### Brief
Show every line in the records below that contains the word "debt".

### Given data

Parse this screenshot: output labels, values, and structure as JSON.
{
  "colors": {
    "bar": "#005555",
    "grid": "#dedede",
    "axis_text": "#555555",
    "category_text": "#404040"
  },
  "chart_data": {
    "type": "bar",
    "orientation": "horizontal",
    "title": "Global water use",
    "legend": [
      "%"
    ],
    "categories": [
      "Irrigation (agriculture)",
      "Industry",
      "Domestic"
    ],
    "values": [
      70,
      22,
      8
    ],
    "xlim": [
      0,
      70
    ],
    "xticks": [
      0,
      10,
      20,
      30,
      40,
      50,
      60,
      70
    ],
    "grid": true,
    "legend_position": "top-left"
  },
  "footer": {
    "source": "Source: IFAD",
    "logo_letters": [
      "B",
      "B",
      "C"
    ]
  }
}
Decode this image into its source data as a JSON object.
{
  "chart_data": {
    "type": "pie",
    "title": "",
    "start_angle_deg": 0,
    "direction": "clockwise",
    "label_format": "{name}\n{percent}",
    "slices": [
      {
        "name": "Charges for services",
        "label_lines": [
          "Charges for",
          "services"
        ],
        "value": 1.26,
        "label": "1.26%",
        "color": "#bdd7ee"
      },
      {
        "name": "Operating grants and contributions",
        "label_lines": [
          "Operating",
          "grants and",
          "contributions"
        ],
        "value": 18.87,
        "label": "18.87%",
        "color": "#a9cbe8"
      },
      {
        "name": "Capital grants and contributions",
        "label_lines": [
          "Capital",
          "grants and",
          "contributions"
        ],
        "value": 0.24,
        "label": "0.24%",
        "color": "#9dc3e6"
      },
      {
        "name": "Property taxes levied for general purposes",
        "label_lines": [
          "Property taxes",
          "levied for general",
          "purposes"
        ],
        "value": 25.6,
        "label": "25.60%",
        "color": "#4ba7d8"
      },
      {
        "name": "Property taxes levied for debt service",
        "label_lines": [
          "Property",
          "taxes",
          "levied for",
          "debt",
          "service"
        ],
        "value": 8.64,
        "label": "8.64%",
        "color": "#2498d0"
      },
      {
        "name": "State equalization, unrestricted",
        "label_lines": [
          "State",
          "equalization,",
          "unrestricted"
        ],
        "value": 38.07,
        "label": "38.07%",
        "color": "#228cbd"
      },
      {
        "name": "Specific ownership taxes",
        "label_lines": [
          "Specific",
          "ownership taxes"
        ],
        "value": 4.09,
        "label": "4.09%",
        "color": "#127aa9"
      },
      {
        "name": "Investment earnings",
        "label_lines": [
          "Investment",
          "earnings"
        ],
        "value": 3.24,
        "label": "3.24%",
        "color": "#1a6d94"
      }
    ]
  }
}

### Exercise solution
        "name": "Property taxes levied for debt service",
          "debt",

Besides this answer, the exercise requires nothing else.